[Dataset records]
►

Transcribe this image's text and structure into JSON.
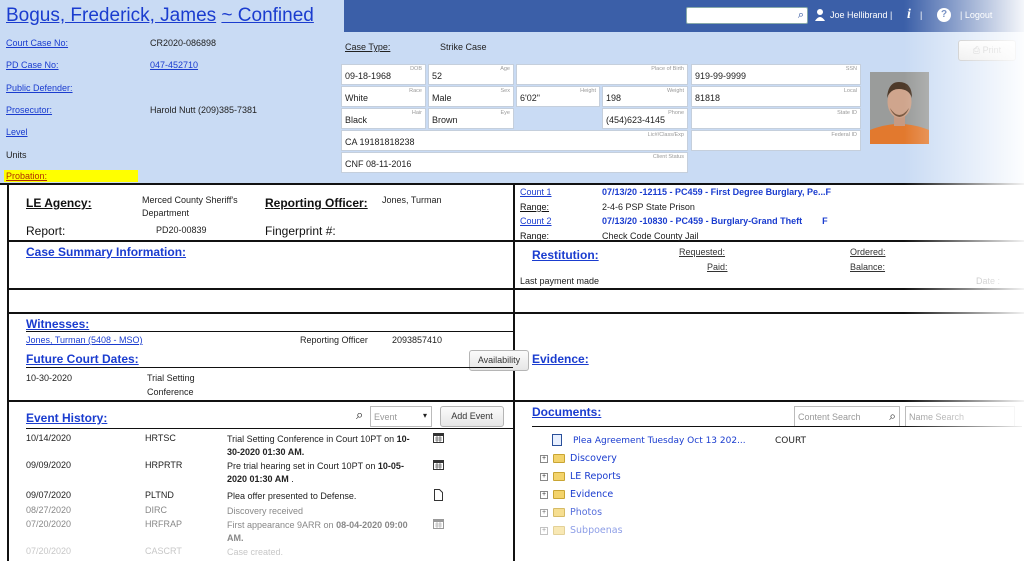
{
  "header": {
    "name": "Bogus, Frederick, James",
    "status": "~ Confined",
    "search_placeholder": "",
    "user": "Joe Hellibrand |",
    "logout": "| Logout",
    "print": "Print"
  },
  "case": {
    "court_case_label": "Court Case No:",
    "court_case_value": "CR2020-086898",
    "pd_case_label": "PD Case No:",
    "pd_case_value": "047-452710",
    "public_defender_label": "Public Defender:",
    "prosecutor_label": "Prosecutor:",
    "prosecutor_value": "Harold Nutt (209)385-7381",
    "level_label": "Level",
    "units_label": "Units",
    "probation_label": "Probation:",
    "case_type_label": "Case Type:",
    "case_type_value": "Strike Case"
  },
  "demographics": {
    "dob": {
      "label": "DOB",
      "value": "09-18-1968"
    },
    "age": {
      "label": "Age",
      "value": "52"
    },
    "place_of_birth": {
      "label": "Place of Birth",
      "value": ""
    },
    "ssn": {
      "label": "SSN",
      "value": "919-99-9999"
    },
    "race": {
      "label": "Race",
      "value": "White"
    },
    "sex": {
      "label": "Sex",
      "value": "Male"
    },
    "height": {
      "label": "Height",
      "value": "6'02\""
    },
    "weight": {
      "label": "Weight",
      "value": "198"
    },
    "local": {
      "label": "Local",
      "value": "81818"
    },
    "hair": {
      "label": "Hair",
      "value": "Black"
    },
    "eye": {
      "label": "Eye",
      "value": "Brown"
    },
    "phone": {
      "label": "Phone",
      "value": "(454)623-4145"
    },
    "state_id": {
      "label": "State ID",
      "value": ""
    },
    "license": {
      "label": "Lic#/Class/Exp",
      "value": "CA 19181818238"
    },
    "federal_id": {
      "label": "Federal ID",
      "value": ""
    },
    "client_status": {
      "label": "Client Status",
      "value": "CNF 08-11-2016"
    }
  },
  "le": {
    "agency_label": "LE Agency:",
    "agency_value": "Merced County Sheriff's Department",
    "officer_label": "Reporting Officer:",
    "officer_value": "Jones, Turman",
    "report_label": "Report:",
    "report_value": "PD20-00839",
    "fingerprint_label": "Fingerprint #:"
  },
  "counts": [
    {
      "label": "Count 1",
      "value": "07/13/20 -12115 - PC459 - First Degree Burglary, Pe...F",
      "range_label": "Range:",
      "range_value": "2-4-6 PSP State Prison"
    },
    {
      "label": "Count 2",
      "value": "07/13/20 -10830 - PC459 - Burglary-Grand Theft        F",
      "range_label": "Range:",
      "range_value": "Check Code County Jail"
    }
  ],
  "case_summary_title": "Case Summary Information:",
  "restitution": {
    "title": "Restitution:",
    "requested": "Requested:",
    "paid": "Paid:",
    "ordered": "Ordered:",
    "balance": "Balance:",
    "last_payment": "Last payment made",
    "date": "Date :"
  },
  "witnesses": {
    "title": "Witnesses:",
    "name": "Jones, Turman (5408 - MSO)",
    "role": "Reporting Officer",
    "phone": "2093857410"
  },
  "future_court": {
    "title": "Future Court Dates:",
    "availability": "Availability",
    "date": "10-30-2020",
    "event_line1": "Trial Setting",
    "event_line2": "Conference"
  },
  "evidence_title": "Evidence:",
  "event_history": {
    "title": "Event History:",
    "filter_placeholder": "Event",
    "add_event": "Add Event",
    "rows": [
      {
        "date": "10/14/2020",
        "code": "HRTSC",
        "text1": "Trial Setting Conference in Court 10PT on ",
        "bold1": "10-",
        "bold2": "30-2020 01:30 AM.",
        "icon": "calendar-icon"
      },
      {
        "date": "09/09/2020",
        "code": "HRPRTR",
        "text1": "Pre trial hearing set in Court 10PT on ",
        "bold1": "10-05-",
        "bold2": "2020 01:30 AM",
        "tail": " .",
        "icon": "calendar-icon"
      },
      {
        "date": "09/07/2020",
        "code": "PLTND",
        "text1": "Plea offer presented to Defense.",
        "icon": "document-icon"
      },
      {
        "date": "08/27/2020",
        "code": "DIRC",
        "text1": "Discovery received"
      },
      {
        "date": "07/20/2020",
        "code": "HRFRAP",
        "text1": "First appearance 9ARR on ",
        "bold1": "08-04-2020 09:00",
        "bold2": "AM.",
        "icon": "calendar-icon"
      },
      {
        "date": "07/20/2020",
        "code": "CASCRT",
        "text1": "Case created."
      }
    ]
  },
  "documents": {
    "title": "Documents:",
    "content_search": "Content Search",
    "name_search": "Name Search",
    "file": {
      "name": "Plea Agreement Tuesday Oct 13 202...",
      "location": "COURT"
    },
    "folders": [
      "Discovery",
      "LE Reports",
      "Evidence",
      "Photos",
      "Subpoenas"
    ]
  },
  "colors": {
    "link": "#1a3ccf",
    "header_bg": "#c9dbf4",
    "topbar": "#3b5fa8",
    "probation_highlight": "#ffff00"
  }
}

◄

What you should do:
Report how many lines of the data contain the word "Turman", using the number alone.

Result below:
2